▶ [LISTED ENTRIES]:
========
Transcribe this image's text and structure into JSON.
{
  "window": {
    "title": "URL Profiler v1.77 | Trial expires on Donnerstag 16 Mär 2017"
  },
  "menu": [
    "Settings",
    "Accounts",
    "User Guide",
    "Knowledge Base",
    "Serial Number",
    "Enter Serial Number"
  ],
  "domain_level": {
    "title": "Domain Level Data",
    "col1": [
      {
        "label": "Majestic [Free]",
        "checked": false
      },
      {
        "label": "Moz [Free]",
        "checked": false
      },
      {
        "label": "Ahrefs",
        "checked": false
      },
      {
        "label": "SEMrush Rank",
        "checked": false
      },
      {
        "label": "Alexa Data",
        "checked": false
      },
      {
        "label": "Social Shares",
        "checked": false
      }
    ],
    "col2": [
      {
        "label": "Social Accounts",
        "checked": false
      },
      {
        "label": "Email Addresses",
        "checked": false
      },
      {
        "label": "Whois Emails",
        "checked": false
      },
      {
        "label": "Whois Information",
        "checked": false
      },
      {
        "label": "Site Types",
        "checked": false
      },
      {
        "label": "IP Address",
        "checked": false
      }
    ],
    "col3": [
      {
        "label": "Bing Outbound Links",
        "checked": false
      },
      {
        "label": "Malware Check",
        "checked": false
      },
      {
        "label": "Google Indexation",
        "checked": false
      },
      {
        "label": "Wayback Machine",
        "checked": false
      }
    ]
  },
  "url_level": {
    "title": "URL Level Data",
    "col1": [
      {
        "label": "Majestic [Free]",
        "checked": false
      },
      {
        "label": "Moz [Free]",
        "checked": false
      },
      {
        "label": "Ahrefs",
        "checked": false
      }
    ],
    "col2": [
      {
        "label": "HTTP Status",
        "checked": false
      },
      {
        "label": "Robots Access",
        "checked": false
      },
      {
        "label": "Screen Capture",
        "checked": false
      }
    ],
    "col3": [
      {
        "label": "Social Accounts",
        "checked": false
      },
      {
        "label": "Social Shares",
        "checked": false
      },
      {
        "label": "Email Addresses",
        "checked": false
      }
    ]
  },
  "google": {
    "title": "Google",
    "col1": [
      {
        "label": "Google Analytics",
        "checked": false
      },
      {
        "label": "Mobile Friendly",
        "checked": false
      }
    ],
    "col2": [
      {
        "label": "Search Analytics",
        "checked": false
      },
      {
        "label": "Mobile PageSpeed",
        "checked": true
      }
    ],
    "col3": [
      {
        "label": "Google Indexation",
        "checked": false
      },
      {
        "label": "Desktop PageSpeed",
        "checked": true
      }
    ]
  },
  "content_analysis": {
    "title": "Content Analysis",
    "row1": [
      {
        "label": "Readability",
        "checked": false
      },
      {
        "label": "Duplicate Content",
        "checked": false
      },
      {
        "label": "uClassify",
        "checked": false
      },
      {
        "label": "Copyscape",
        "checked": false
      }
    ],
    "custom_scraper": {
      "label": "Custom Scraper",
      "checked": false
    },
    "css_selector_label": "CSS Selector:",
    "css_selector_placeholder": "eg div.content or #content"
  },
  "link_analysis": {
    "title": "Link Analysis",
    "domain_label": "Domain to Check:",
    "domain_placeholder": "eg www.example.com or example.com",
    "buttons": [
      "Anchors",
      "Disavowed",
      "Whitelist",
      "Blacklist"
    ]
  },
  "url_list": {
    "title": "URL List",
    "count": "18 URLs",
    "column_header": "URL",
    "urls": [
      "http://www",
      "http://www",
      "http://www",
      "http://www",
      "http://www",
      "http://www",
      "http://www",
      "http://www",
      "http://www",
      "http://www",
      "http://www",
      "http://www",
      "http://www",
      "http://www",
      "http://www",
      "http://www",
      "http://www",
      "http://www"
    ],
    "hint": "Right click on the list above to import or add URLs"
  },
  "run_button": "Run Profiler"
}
========
▶ [TASK GOAL]: Gather each line from the listing above that holds "PageSpeed".

▶ [EXERCISE OUTPUT]:
        "label": "Mobile PageSpeed",
        "label": "Desktop PageSpeed",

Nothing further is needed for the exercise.